Stated problem: Filter the data below for the string "Occupancy" and copy each matching line.
-- start of Records to use --
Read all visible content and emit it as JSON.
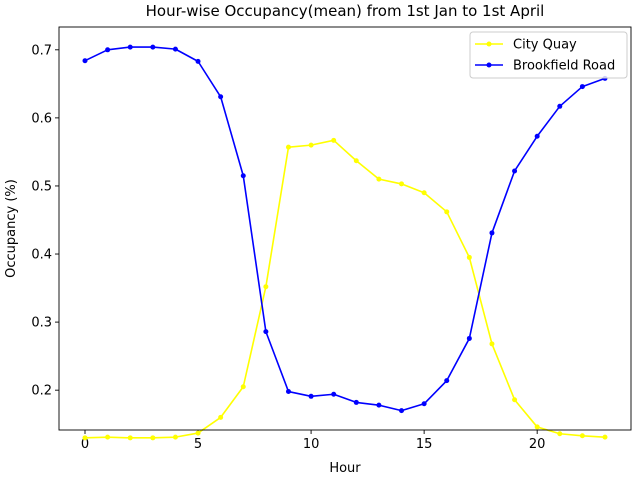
{
  "chart_data": {
    "type": "line",
    "title": "Hour-wise Occupancy(mean) from 1st Jan to 1st April",
    "xlabel": "Hour",
    "ylabel": "Occupancy (%)",
    "x": [
      0,
      1,
      2,
      3,
      4,
      5,
      6,
      7,
      8,
      9,
      10,
      11,
      12,
      13,
      14,
      15,
      16,
      17,
      18,
      19,
      20,
      21,
      22,
      23
    ],
    "xlim": [
      -1.15,
      24.15
    ],
    "ylim": [
      0.1415,
      0.7335
    ],
    "xticks": [
      0,
      5,
      10,
      15,
      20
    ],
    "xtick_labels": [
      "0",
      "5",
      "10",
      "15",
      "20"
    ],
    "yticks": [
      0.2,
      0.3,
      0.4,
      0.5,
      0.6,
      0.7
    ],
    "ytick_labels": [
      "0.2",
      "0.3",
      "0.4",
      "0.5",
      "0.6",
      "0.7"
    ],
    "grid": false,
    "legend_position": "top-right",
    "series": [
      {
        "name": "City Quay",
        "color": "#ffff00",
        "marker": "circle",
        "values": [
          0.13,
          0.131,
          0.13,
          0.13,
          0.131,
          0.137,
          0.16,
          0.205,
          0.352,
          0.557,
          0.56,
          0.567,
          0.537,
          0.51,
          0.503,
          0.49,
          0.462,
          0.395,
          0.268,
          0.186,
          0.146,
          0.136,
          0.133,
          0.131
        ]
      },
      {
        "name": "Brookfield Road",
        "color": "#0000ff",
        "marker": "circle",
        "values": [
          0.684,
          0.7,
          0.704,
          0.704,
          0.701,
          0.683,
          0.631,
          0.515,
          0.286,
          0.198,
          0.191,
          0.194,
          0.182,
          0.178,
          0.17,
          0.18,
          0.214,
          0.276,
          0.431,
          0.522,
          0.573,
          0.617,
          0.646,
          0.658
        ]
      }
    ]
  }
}
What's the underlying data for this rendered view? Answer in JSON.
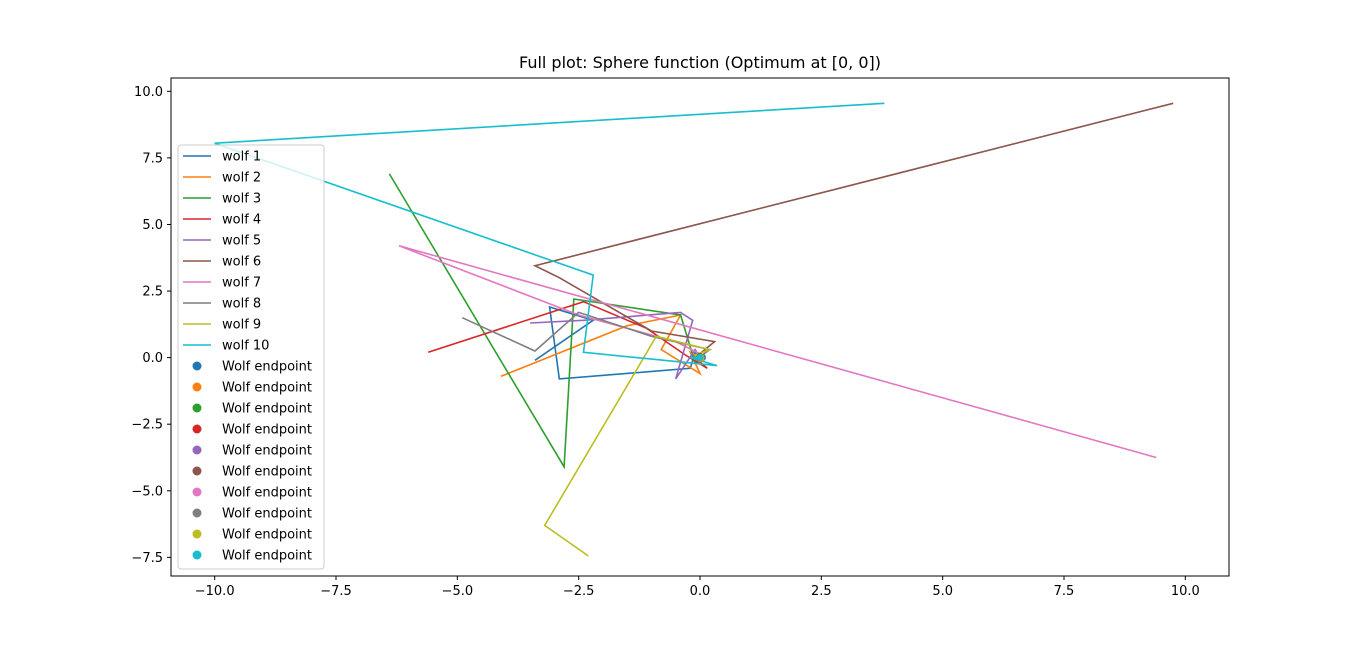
{
  "chart_data": {
    "type": "line",
    "title": "Full plot: Sphere function (Optimum at [0, 0])",
    "xlabel": "",
    "ylabel": "",
    "xlim": [
      -10.9,
      10.9
    ],
    "ylim": [
      -8.2,
      10.5
    ],
    "xticks": [
      -10.0,
      -7.5,
      -5.0,
      -2.5,
      0.0,
      2.5,
      5.0,
      7.5,
      10.0
    ],
    "yticks": [
      -7.5,
      -5.0,
      -2.5,
      0.0,
      2.5,
      5.0,
      7.5,
      10.0
    ],
    "xtick_labels": [
      "−10.0",
      "−7.5",
      "−5.0",
      "−2.5",
      "0.0",
      "2.5",
      "5.0",
      "7.5",
      "10.0"
    ],
    "ytick_labels": [
      "−7.5",
      "−5.0",
      "−2.5",
      "0.0",
      "2.5",
      "5.0",
      "7.5",
      "10.0"
    ],
    "grid": false,
    "legend_position": "center-left",
    "series": [
      {
        "name": "wolf 1",
        "color": "#1f77b4",
        "points": [
          [
            -3.4,
            -0.1
          ],
          [
            -2.2,
            1.4
          ],
          [
            -3.1,
            1.9
          ],
          [
            -2.9,
            -0.8
          ],
          [
            -0.2,
            -0.4
          ],
          [
            -0.1,
            0.2
          ],
          [
            0.05,
            0.0
          ]
        ]
      },
      {
        "name": "wolf 2",
        "color": "#ff7f0e",
        "points": [
          [
            -4.1,
            -0.7
          ],
          [
            -1.5,
            1.2
          ],
          [
            -0.4,
            1.6
          ],
          [
            -0.8,
            0.3
          ],
          [
            0.0,
            -0.6
          ],
          [
            -0.2,
            0.2
          ],
          [
            0.02,
            -0.05
          ]
        ]
      },
      {
        "name": "wolf 3",
        "color": "#2ca02c",
        "points": [
          [
            -6.4,
            6.9
          ],
          [
            -2.8,
            -4.1
          ],
          [
            -2.6,
            2.2
          ],
          [
            -0.4,
            1.6
          ],
          [
            -0.1,
            -0.2
          ],
          [
            0.1,
            0.1
          ],
          [
            0.0,
            0.0
          ]
        ]
      },
      {
        "name": "wolf 4",
        "color": "#d62728",
        "points": [
          [
            -5.6,
            0.2
          ],
          [
            -2.4,
            2.1
          ],
          [
            -1.1,
            1.1
          ],
          [
            -0.3,
            0.1
          ],
          [
            0.15,
            -0.4
          ],
          [
            -0.1,
            0.0
          ],
          [
            0.02,
            0.01
          ]
        ]
      },
      {
        "name": "wolf 5",
        "color": "#9467bd",
        "points": [
          [
            -3.5,
            1.3
          ],
          [
            -2.4,
            1.4
          ],
          [
            -0.4,
            1.7
          ],
          [
            -0.15,
            1.4
          ],
          [
            -0.5,
            -0.8
          ],
          [
            -0.1,
            0.3
          ],
          [
            0.0,
            0.0
          ]
        ]
      },
      {
        "name": "wolf 6",
        "color": "#8c564b",
        "points": [
          [
            9.75,
            9.55
          ],
          [
            -3.4,
            3.45
          ],
          [
            -2.9,
            3.0
          ],
          [
            -1.0,
            1.0
          ],
          [
            0.3,
            0.6
          ],
          [
            -0.1,
            0.0
          ],
          [
            0.0,
            0.05
          ]
        ]
      },
      {
        "name": "wolf 7",
        "color": "#e377c2",
        "points": [
          [
            9.4,
            -3.75
          ],
          [
            -6.2,
            4.2
          ],
          [
            -2.5,
            1.6
          ],
          [
            -0.5,
            0.6
          ],
          [
            0.05,
            0.1
          ],
          [
            0.0,
            0.0
          ]
        ]
      },
      {
        "name": "wolf 8",
        "color": "#7f7f7f",
        "points": [
          [
            -4.9,
            1.5
          ],
          [
            -3.4,
            0.25
          ],
          [
            -2.5,
            1.7
          ],
          [
            -1.0,
            0.8
          ],
          [
            0.2,
            0.3
          ],
          [
            -0.1,
            -0.1
          ],
          [
            0.0,
            0.0
          ]
        ]
      },
      {
        "name": "wolf 9",
        "color": "#bcbd22",
        "points": [
          [
            -2.3,
            -7.45
          ],
          [
            -3.2,
            -6.3
          ],
          [
            -0.9,
            0.8
          ],
          [
            0.2,
            0.3
          ],
          [
            -0.1,
            0.1
          ],
          [
            0.02,
            0.0
          ]
        ]
      },
      {
        "name": "wolf 10",
        "color": "#17becf",
        "points": [
          [
            3.8,
            9.55
          ],
          [
            -10.0,
            8.05
          ],
          [
            -2.2,
            3.1
          ],
          [
            -2.4,
            0.2
          ],
          [
            0.35,
            -0.3
          ],
          [
            -0.2,
            0.0
          ],
          [
            0.0,
            0.0
          ]
        ]
      }
    ],
    "endpoints": [
      {
        "name": "Wolf endpoint",
        "color": "#1f77b4",
        "x": 0.05,
        "y": 0.0
      },
      {
        "name": "Wolf endpoint",
        "color": "#ff7f0e",
        "x": 0.02,
        "y": -0.05
      },
      {
        "name": "Wolf endpoint",
        "color": "#2ca02c",
        "x": 0.0,
        "y": 0.0
      },
      {
        "name": "Wolf endpoint",
        "color": "#d62728",
        "x": 0.02,
        "y": 0.01
      },
      {
        "name": "Wolf endpoint",
        "color": "#9467bd",
        "x": 0.0,
        "y": 0.0
      },
      {
        "name": "Wolf endpoint",
        "color": "#8c564b",
        "x": 0.0,
        "y": 0.05
      },
      {
        "name": "Wolf endpoint",
        "color": "#e377c2",
        "x": 0.0,
        "y": 0.0
      },
      {
        "name": "Wolf endpoint",
        "color": "#7f7f7f",
        "x": 0.0,
        "y": 0.0
      },
      {
        "name": "Wolf endpoint",
        "color": "#bcbd22",
        "x": 0.02,
        "y": 0.0
      },
      {
        "name": "Wolf endpoint",
        "color": "#17becf",
        "x": 0.0,
        "y": 0.0
      }
    ]
  }
}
-- end of Records to use --
The response:
    "title": "Hour-wise Occupancy(mean) from 1st Jan to 1st April",
    "ylabel": "Occupancy (%)",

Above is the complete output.